• _Given exercise_
Wherever the string "School" appears in a line, extract that line.

• _Material provided_
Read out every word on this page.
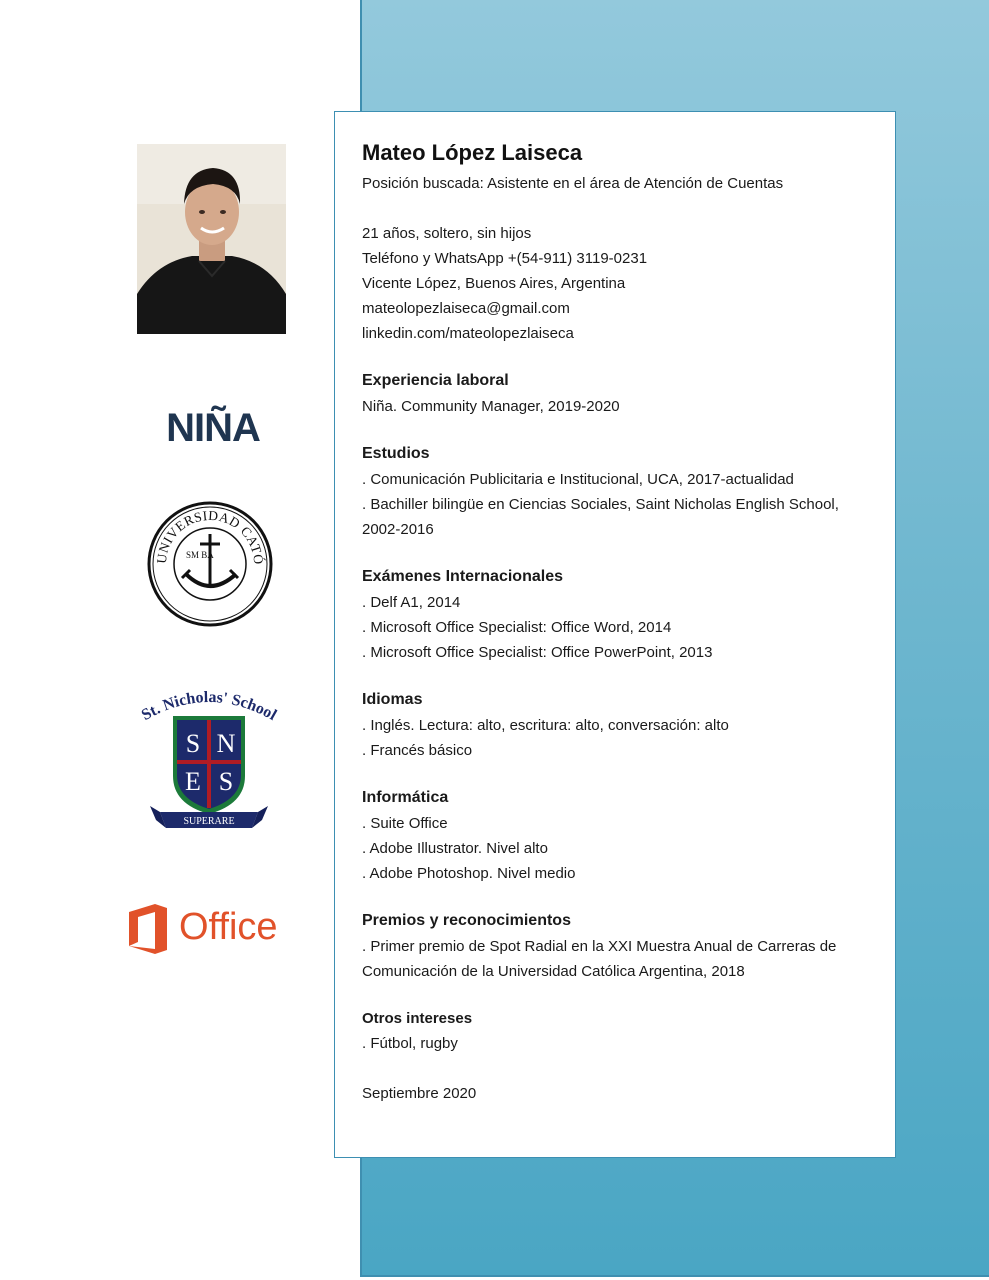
NIÑA
UNIVERSIDAD CATÓ
SM BA
St. Nicholas' School
S N
E S
SUPERARE
Office
Mateo López Laiseca
Posición buscada: Asistente en el área de Atención de Cuentas
21 años, soltero, sin hijos
Teléfono y WhatsApp +(54-911) 3119-0231
Vicente López, Buenos Aires, Argentina
mateolopezlaiseca@gmail.com
linkedin.com/mateolopezlaiseca
Experiencia laboral
Niña. Community Manager, 2019-2020
Estudios
. Comunicación Publicitaria e Institucional, UCA, 2017-actualidad
. Bachiller bilingüe en Ciencias Sociales, Saint Nicholas English School, 2002-2016
Exámenes Internacionales
. Delf A1, 2014
. Microsoft Office Specialist: Office Word, 2014
. Microsoft Office Specialist: Office PowerPoint, 2013
Idiomas
. Inglés. Lectura: alto, escritura: alto, conversación: alto
. Francés básico
Informática
. Suite Office
. Adobe Illustrator. Nivel alto
. Adobe Photoshop. Nivel medio
Premios y reconocimientos
. Primer premio de Spot Radial en la XXI Muestra Anual de Carreras de Comunicación de la Universidad Católica Argentina, 2018
Otros intereses
. Fútbol, rugby
Septiembre 2020
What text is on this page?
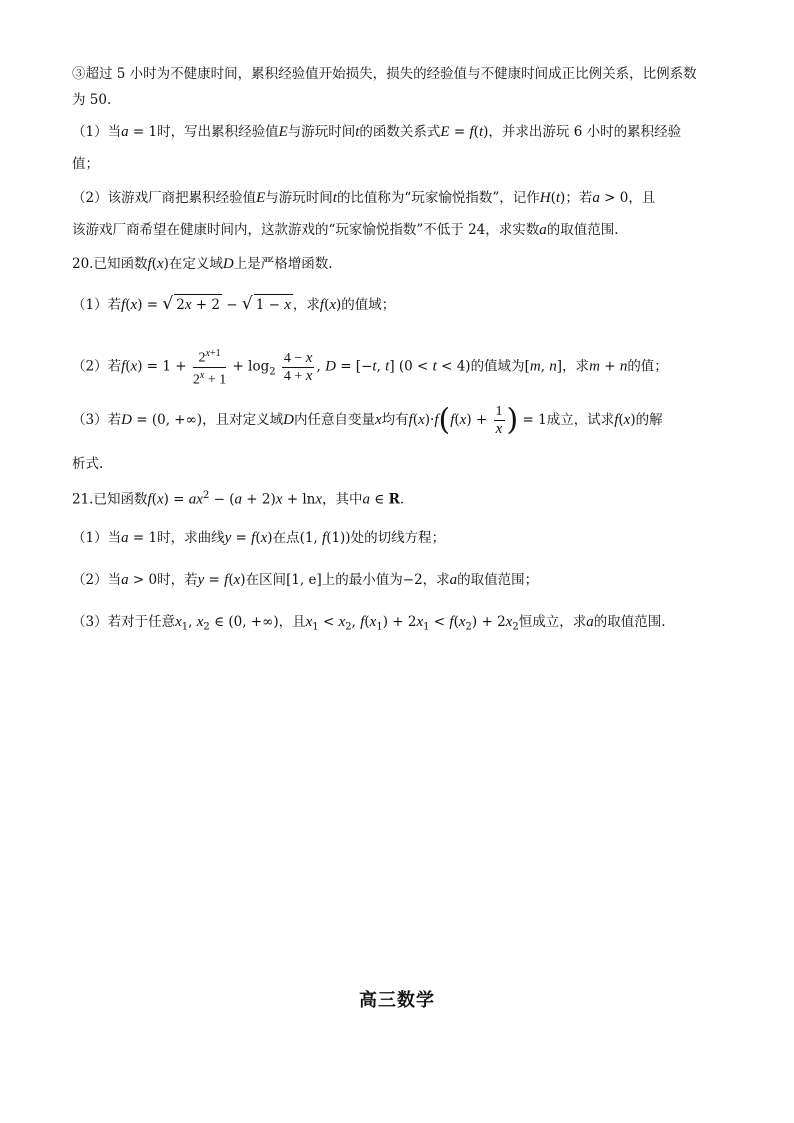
③超过 5 小时为不健康时间，累积经验值开始损失，损失的经验值与不健康时间成正比例关系，比例系数
为 50.
（1）当a = 1时，写出累积经验值E与游玩时间t的函数关系式E = f(t)，并求出游玩 6 小时的累积经验
值；
（2）该游戏厂商把累积经验值E与游玩时间t的比值称为“玩家愉悦指数”，记作H(t)；若a > 0，且
该游戏厂商希望在健康时间内，这款游戏的“玩家愉悦指数”不低于 24，求实数a的取值范围.
20.已知函数f(x)在定义域D上是严格增函数.
（1）若f(x) = √ 2x + 2 − √ 1 − x ，求f(x)的值域；
（2）若$f(x) = 1 + \frac{2^{x+1}}{2^x + 1} + \log_2 \frac{4 - x}{4 + x}$ , D = [−t, t] (0 < t < 4)的值域为[m, n]，求m + n的值；
（3）若D = (0, +∞)，且对定义域D内任意自变量x均有$f(x)\cdot f(f(x) + \frac{1}{x}$ ) = 1成立，试求f(x)的解
析式.
21.已知函数$f(x) = ax^2 - (a + 2)x + \ln x$，其中a ∈ R.
（1）当a = 1时，求曲线y = f(x)在点(1, f(1))处的切线方程；
（2）当a > 0时，若y = f(x)在区间[1, e]上的最小值为−2，求a的取值范围；
（3）若对于任意$x_1$, $x_2$ ∈ (0, +∞)，且$x_1 < x_2$, $f(x_1) + 2x_1 < f(x_2) + 2x_2$恒成立，求a的取值范围.
高三数学
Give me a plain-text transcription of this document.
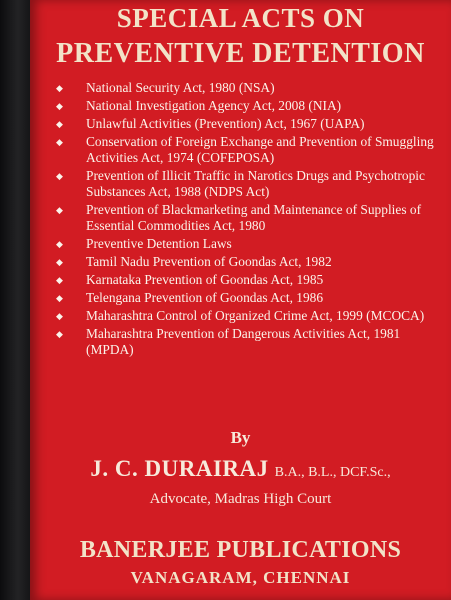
SPECIAL ACTS ON
PREVENTIVE DETENTION
◆ National Security Act, 1980 (NSA)
◆ National Investigation Agency Act, 2008 (NIA)
◆ Unlawful Activities (Prevention) Act, 1967 (UAPA)
◆ Conservation of Foreign Exchange and Prevention of Smuggling Activities Act, 1974 (COFEPOSA)
◆ Prevention of Illicit Traffic in Narotics Drugs and Psychotropic Substances Act, 1988 (NDPS Act)
◆ Prevention of Blackmarketing and Maintenance of Supplies of Essential Commodities Act, 1980
◆ Preventive Detention Laws
◆ Tamil Nadu Prevention of Goondas Act, 1982
◆ Karnataka Prevention of Goondas Act, 1985
◆ Telengana Prevention of Goondas Act, 1986
◆ Maharashtra Control of Organized Crime Act, 1999 (MCOCA)
◆ Maharashtra Prevention of Dangerous Activities Act, 1981 (MPDA)
By
J. C. DURAIRAJ B.A., B.L., DCF.Sc.,
Advocate, Madras High Court
BANERJEE PUBLICATIONS
VANAGARAM, CHENNAI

• _Exercise output_
St. Nicholas' School
. Bachiller bilingüe en Ciencias Sociales, Saint Nicholas English School, 2002-2016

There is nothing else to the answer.